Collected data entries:
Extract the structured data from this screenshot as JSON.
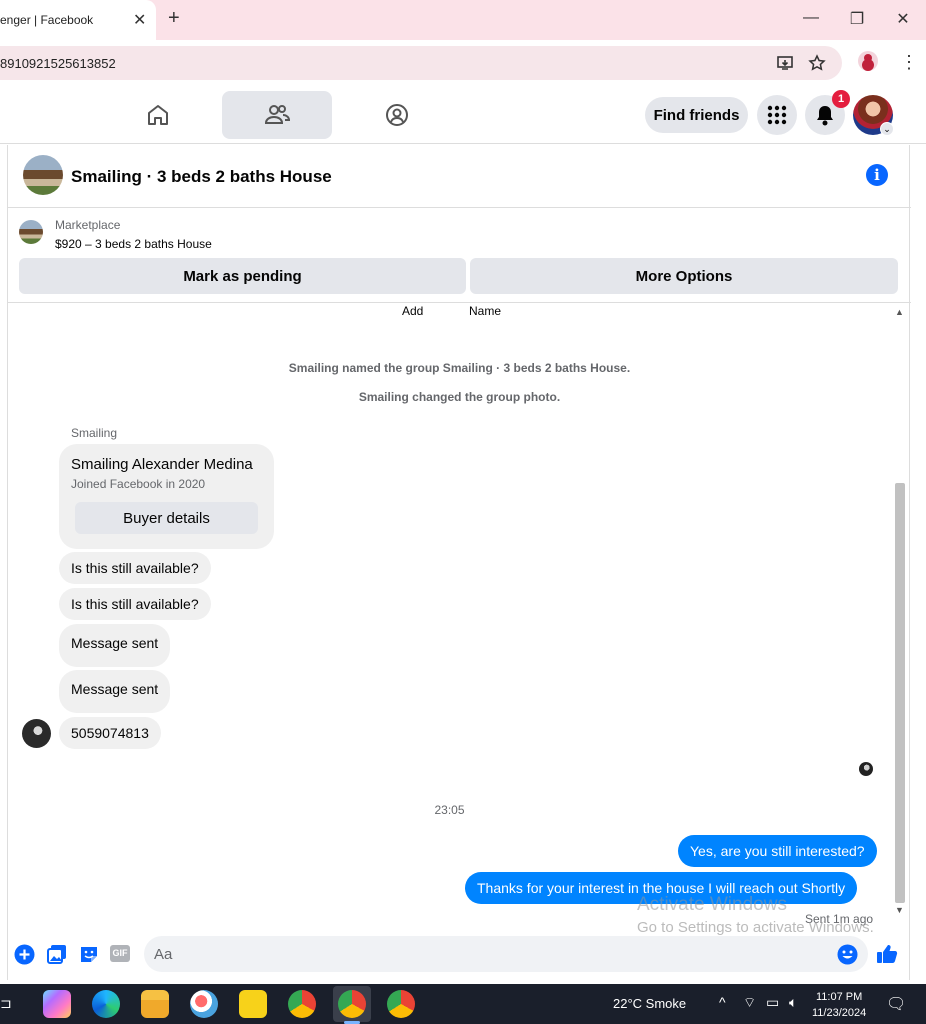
{
  "browser": {
    "tab_title": "enger | Facebook",
    "tab_close": "✕",
    "new_tab": "+",
    "url": "8910921525613852",
    "window_buttons": [
      "—",
      "❐",
      "✕"
    ]
  },
  "fb_nav": {
    "tabs": [
      {
        "name": "home",
        "icon": "home-icon"
      },
      {
        "name": "friends",
        "icon": "friends-icon",
        "active": true
      },
      {
        "name": "groups",
        "icon": "groups-icon"
      }
    ],
    "find_friends_label": "Find friends",
    "notification_count": "1",
    "avatar_caret": "⌄"
  },
  "chat": {
    "title": "Smailing · 3 beds 2 baths House",
    "marketplace": {
      "label": "Marketplace",
      "listing": "$920 – 3 beds 2 baths House",
      "mark_pending_label": "Mark as pending",
      "more_options_label": "More Options"
    },
    "top_labels": {
      "add": "Add",
      "name": "Name"
    },
    "system_messages": [
      "Smailing named the group Smailing · 3 beds 2 baths House.",
      "Smailing changed the group photo."
    ],
    "sender_name": "Smailing",
    "buyer_card": {
      "name": "Smailing Alexander Medina",
      "joined": "Joined Facebook in 2020",
      "button_label": "Buyer details"
    },
    "incoming": [
      "Is this still available?",
      "Is this still available?",
      "Message sent",
      "Message sent",
      "5059074813"
    ],
    "timestamp": "23:05",
    "outgoing": [
      "Yes, are you still interested?",
      "Thanks for your interest in the house I will reach out Shortly"
    ],
    "sent_status": "Sent 1m ago",
    "composer_placeholder": "Aa"
  },
  "watermark": {
    "line1": "Activate Windows",
    "line2": "Go to Settings to activate Windows."
  },
  "taskbar": {
    "weather": "22°C  Smoke",
    "time": "11:07 PM",
    "date": "11/23/2024",
    "tray_icons": [
      "^",
      "wifi-icon",
      "power-icon",
      "speaker-icon",
      "notification-icon"
    ]
  },
  "colors": {
    "messenger_blue": "#0084ff",
    "facebook_blue": "#0866ff",
    "badge_red": "#e41e3f"
  }
}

Exercise brief — Transcribe the full listing above exactly, with the images removed.

Result of the exercise —
Extract the structured data from this screenshot as JSON.
{
  "browser": {
    "tab_title": "enger | Facebook",
    "tab_close": "✕",
    "new_tab": "+",
    "url": "8910921525613852",
    "window_buttons": [
      "—",
      "❐",
      "✕"
    ]
  },
  "fb_nav": {
    "tabs": [
      {
        "name": "home",
        "icon": "home-icon"
      },
      {
        "name": "friends",
        "icon": "friends-icon",
        "active": true
      },
      {
        "name": "groups",
        "icon": "groups-icon"
      }
    ],
    "find_friends_label": "Find friends",
    "notification_count": "1",
    "avatar_caret": "⌄"
  },
  "chat": {
    "title": "Smailing · 3 beds 2 baths House",
    "marketplace": {
      "label": "Marketplace",
      "listing": "$920 – 3 beds 2 baths House",
      "mark_pending_label": "Mark as pending",
      "more_options_label": "More Options"
    },
    "top_labels": {
      "add": "Add",
      "name": "Name"
    },
    "system_messages": [
      "Smailing named the group Smailing · 3 beds 2 baths House.",
      "Smailing changed the group photo."
    ],
    "sender_name": "Smailing",
    "buyer_card": {
      "name": "Smailing Alexander Medina",
      "joined": "Joined Facebook in 2020",
      "button_label": "Buyer details"
    },
    "incoming": [
      "Is this still available?",
      "Is this still available?",
      "Message sent",
      "Message sent",
      "5059074813"
    ],
    "timestamp": "23:05",
    "outgoing": [
      "Yes, are you still interested?",
      "Thanks for your interest in the house I will reach out Shortly"
    ],
    "sent_status": "Sent 1m ago",
    "composer_placeholder": "Aa"
  },
  "watermark": {
    "line1": "Activate Windows",
    "line2": "Go to Settings to activate Windows."
  },
  "taskbar": {
    "weather": "22°C  Smoke",
    "time": "11:07 PM",
    "date": "11/23/2024",
    "tray_icons": [
      "^",
      "wifi-icon",
      "power-icon",
      "speaker-icon",
      "notification-icon"
    ]
  },
  "colors": {
    "messenger_blue": "#0084ff",
    "facebook_blue": "#0866ff",
    "badge_red": "#e41e3f"
  }
}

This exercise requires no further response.